= TASK INPUTS =
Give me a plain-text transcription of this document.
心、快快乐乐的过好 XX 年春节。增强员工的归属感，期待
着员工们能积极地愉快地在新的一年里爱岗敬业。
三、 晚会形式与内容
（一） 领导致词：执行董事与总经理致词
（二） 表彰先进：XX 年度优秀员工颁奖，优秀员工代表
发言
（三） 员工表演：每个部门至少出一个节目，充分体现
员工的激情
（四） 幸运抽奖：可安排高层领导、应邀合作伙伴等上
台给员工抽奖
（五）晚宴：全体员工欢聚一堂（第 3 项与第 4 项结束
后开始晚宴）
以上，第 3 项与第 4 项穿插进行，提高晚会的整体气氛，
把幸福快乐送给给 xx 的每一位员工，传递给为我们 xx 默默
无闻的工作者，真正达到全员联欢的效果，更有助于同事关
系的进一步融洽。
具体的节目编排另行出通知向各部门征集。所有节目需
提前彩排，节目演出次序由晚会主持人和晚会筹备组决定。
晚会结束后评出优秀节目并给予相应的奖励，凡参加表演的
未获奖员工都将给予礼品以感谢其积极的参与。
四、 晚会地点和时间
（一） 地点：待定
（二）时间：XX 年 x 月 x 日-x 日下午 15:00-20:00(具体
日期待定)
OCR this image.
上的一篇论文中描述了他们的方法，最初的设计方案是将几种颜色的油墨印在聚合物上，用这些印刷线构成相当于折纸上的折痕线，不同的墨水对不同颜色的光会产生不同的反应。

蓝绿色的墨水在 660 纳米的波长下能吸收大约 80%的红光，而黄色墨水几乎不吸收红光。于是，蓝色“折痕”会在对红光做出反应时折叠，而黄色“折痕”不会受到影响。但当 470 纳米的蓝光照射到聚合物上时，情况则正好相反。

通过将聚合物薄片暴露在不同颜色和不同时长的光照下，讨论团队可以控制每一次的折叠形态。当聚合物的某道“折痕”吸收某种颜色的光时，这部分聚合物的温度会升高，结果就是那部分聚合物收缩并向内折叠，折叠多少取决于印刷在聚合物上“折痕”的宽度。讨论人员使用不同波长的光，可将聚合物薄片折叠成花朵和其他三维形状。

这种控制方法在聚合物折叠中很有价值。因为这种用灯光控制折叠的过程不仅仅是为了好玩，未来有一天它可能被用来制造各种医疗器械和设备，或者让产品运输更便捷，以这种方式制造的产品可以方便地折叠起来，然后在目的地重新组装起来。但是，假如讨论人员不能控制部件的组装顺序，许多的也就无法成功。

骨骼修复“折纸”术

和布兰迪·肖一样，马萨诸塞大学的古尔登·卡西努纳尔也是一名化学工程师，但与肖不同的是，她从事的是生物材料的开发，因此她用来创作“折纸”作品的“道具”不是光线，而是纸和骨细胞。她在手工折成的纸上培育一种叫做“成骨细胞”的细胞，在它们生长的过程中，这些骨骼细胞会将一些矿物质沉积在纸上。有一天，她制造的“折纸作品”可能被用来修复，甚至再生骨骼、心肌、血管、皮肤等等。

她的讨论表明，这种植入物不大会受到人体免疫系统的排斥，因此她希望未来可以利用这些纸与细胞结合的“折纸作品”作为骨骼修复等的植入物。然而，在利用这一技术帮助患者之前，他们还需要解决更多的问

= STATED EXERCISE =
Which lines hold the word "this"? Copy all of them.

= RESPONSE =
Give me a plain-text transcription of this document.
OCR this image.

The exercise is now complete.